-- Given problem --
Determine the number of lines containing the word "الأحاديث". Reply with it and nothing else.
___ Data excerpts
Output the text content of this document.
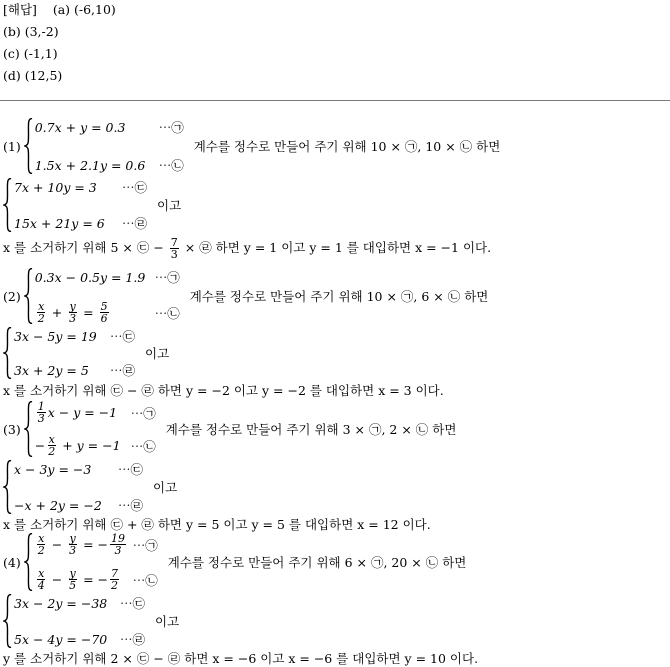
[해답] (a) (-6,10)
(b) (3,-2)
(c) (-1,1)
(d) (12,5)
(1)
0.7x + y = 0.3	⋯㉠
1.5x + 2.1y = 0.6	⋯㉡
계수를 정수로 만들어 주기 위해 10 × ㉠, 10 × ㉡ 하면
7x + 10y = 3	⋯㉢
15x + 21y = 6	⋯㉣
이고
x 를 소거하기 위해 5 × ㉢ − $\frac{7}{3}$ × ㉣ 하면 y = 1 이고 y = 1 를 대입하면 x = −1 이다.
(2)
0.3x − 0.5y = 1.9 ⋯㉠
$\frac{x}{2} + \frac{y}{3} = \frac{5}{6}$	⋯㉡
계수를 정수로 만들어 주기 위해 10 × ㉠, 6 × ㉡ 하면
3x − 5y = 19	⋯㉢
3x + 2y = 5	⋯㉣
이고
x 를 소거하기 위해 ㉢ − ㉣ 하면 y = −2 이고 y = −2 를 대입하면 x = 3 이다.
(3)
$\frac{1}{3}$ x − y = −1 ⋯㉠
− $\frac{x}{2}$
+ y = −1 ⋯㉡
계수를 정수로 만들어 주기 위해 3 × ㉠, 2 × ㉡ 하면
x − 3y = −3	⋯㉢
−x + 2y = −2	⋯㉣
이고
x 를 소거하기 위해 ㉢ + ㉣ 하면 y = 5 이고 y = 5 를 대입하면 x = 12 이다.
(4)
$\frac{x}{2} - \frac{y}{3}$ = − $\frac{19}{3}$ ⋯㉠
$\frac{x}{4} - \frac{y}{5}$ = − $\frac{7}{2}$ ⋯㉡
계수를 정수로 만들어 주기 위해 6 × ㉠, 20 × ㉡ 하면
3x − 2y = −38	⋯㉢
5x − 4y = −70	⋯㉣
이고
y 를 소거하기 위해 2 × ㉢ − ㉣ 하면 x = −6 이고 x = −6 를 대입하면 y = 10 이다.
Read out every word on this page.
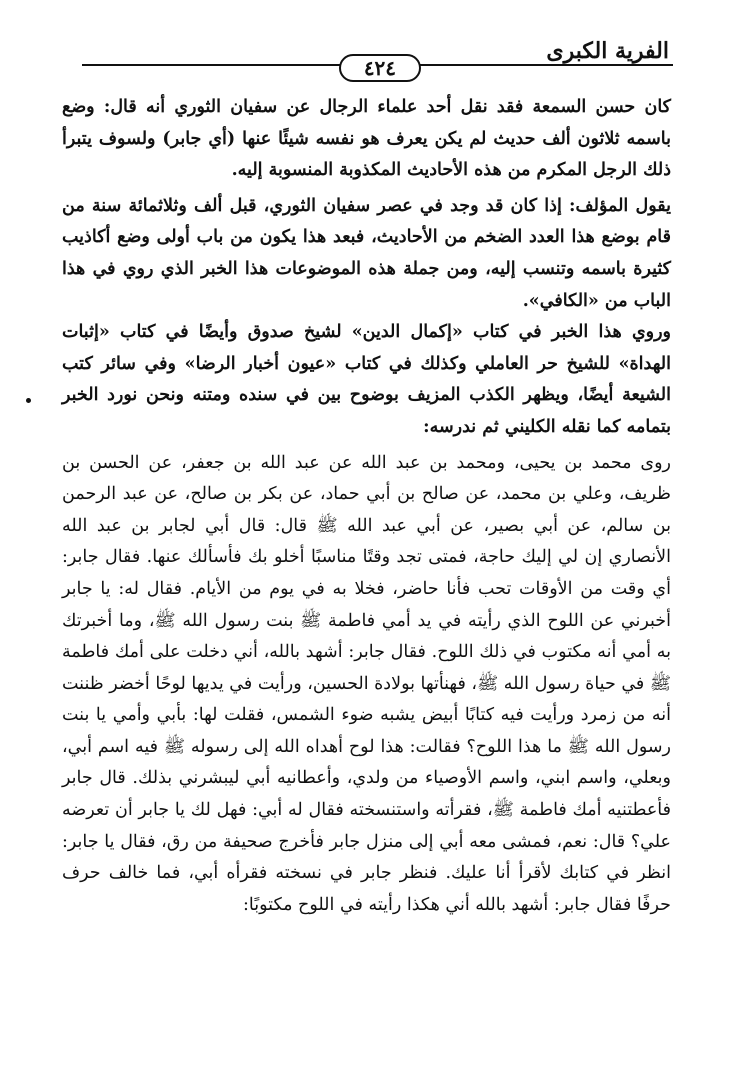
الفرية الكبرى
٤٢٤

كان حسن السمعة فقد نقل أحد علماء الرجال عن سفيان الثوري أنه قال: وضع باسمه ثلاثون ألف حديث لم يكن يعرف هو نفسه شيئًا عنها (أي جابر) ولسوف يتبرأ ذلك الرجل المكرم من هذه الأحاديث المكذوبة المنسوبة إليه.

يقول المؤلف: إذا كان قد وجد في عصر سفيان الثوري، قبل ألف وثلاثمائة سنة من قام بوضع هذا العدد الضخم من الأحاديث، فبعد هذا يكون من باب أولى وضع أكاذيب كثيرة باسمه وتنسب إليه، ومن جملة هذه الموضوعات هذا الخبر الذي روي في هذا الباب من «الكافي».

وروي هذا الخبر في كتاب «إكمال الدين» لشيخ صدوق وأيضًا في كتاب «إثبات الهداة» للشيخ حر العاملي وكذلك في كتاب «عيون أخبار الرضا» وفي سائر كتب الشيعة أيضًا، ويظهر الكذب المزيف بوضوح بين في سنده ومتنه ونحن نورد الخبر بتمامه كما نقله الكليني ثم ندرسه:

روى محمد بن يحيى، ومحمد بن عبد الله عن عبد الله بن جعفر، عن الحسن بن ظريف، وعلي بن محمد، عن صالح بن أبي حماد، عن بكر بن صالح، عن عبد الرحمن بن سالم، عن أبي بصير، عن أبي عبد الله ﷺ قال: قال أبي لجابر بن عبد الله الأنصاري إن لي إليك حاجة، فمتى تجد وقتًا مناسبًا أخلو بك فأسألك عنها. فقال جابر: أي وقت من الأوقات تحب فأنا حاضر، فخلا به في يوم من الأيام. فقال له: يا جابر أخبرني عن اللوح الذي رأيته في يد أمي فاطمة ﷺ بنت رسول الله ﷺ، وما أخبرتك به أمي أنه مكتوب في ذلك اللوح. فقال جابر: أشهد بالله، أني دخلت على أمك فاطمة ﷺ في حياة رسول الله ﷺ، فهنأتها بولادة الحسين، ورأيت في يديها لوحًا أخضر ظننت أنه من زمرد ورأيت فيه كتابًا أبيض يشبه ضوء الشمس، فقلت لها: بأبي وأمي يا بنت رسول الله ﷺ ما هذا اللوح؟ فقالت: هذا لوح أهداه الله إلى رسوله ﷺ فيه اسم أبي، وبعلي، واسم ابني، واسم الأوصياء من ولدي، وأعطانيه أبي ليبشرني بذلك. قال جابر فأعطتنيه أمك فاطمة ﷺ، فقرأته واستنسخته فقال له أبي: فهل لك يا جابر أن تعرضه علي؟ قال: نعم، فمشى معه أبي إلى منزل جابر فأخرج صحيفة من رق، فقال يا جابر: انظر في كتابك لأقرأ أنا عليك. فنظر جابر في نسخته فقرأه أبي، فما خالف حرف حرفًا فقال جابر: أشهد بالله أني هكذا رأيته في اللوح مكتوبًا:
______
___ Data excerpts
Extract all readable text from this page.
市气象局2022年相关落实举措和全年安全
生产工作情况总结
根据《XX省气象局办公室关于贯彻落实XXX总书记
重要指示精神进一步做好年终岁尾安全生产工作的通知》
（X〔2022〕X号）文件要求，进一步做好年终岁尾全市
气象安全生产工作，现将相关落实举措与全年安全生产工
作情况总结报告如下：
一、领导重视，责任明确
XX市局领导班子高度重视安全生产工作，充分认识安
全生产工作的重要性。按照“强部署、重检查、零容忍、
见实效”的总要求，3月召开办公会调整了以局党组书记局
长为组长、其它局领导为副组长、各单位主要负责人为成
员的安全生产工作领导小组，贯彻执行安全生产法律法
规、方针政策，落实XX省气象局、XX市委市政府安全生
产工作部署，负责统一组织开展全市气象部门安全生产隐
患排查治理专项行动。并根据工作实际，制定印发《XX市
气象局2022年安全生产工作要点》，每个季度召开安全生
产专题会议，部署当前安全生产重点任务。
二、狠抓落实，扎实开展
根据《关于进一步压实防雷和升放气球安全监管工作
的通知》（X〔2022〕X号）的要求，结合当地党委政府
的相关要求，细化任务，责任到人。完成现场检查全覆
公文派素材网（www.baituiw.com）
______
-- Completed exercise --
2